(Stated task) All of the data needs to be repeated exactly.

(Supplied entries)

◇ ◇ ◇ ◇ ◇

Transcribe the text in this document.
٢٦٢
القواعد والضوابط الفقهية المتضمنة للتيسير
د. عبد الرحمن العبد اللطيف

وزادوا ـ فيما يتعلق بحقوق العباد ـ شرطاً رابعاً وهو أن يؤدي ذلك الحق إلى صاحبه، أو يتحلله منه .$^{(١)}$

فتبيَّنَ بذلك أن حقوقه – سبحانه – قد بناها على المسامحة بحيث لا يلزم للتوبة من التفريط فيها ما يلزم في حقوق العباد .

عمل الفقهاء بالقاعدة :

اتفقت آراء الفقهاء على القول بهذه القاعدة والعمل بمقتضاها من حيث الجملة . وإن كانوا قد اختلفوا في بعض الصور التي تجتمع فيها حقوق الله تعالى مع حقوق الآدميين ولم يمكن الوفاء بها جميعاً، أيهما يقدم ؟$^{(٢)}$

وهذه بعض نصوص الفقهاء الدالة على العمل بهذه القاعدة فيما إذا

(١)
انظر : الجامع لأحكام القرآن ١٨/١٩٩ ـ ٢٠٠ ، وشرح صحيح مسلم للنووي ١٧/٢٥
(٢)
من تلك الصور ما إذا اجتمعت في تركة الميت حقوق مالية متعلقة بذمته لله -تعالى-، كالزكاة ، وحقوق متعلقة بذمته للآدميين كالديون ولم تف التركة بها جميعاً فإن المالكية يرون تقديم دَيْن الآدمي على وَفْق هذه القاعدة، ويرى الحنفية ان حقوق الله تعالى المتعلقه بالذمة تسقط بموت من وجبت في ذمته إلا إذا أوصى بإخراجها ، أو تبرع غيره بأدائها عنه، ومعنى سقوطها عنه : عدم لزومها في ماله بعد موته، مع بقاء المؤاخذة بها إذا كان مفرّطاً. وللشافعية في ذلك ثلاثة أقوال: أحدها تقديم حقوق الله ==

◇ ◇ ◇ ◇ ◇

(Response to this task)
Transcribe the text in this document.
٢٦٢
القواعد والضوابط الفقهية المتضمنة للتيسير
د. عبد الرحمن العبد اللطيف

وزادوا ـ فيما يتعلق بحقوق العباد ـ شرطاً رابعاً وهو أن يؤدي ذلك الحق إلى صاحبه، أو يتحلله منه .$^{(١)}$

فتبيَّنَ بذلك أن حقوقه – سبحانه – قد بناها على المسامحة بحيث لا يلزم للتوبة من التفريط فيها ما يلزم في حقوق العباد .

عمل الفقهاء بالقاعدة :

اتفقت آراء الفقهاء على القول بهذه القاعدة والعمل بمقتضاها من حيث الجملة . وإن كانوا قد اختلفوا في بعض الصور التي تجتمع فيها حقوق الله تعالى مع حقوق الآدميين ولم يمكن الوفاء بها جميعاً، أيهما يقدم ؟$^{(٢)}$

وهذه بعض نصوص الفقهاء الدالة على العمل بهذه القاعدة فيما إذا

(١)
انظر : الجامع لأحكام القرآن ١٨/١٩٩ ـ ٢٠٠ ، وشرح صحيح مسلم للنووي ١٧/٢٥
(٢)
من تلك الصور ما إذا اجتمعت في تركة الميت حقوق مالية متعلقة بذمته لله -تعالى-، كالزكاة ، وحقوق متعلقة بذمته للآدميين كالديون ولم تف التركة بها جميعاً فإن المالكية يرون تقديم دَيْن الآدمي على وَفْق هذه القاعدة، ويرى الحنفية ان حقوق الله تعالى المتعلقه بالذمة تسقط بموت من وجبت في ذمته إلا إذا أوصى بإخراجها ، أو تبرع غيره بأدائها عنه، ومعنى سقوطها عنه : عدم لزومها في ماله بعد موته، مع بقاء المؤاخذة بها إذا كان مفرّطاً. وللشافعية في ذلك ثلاثة أقوال: أحدها تقديم حقوق الله ==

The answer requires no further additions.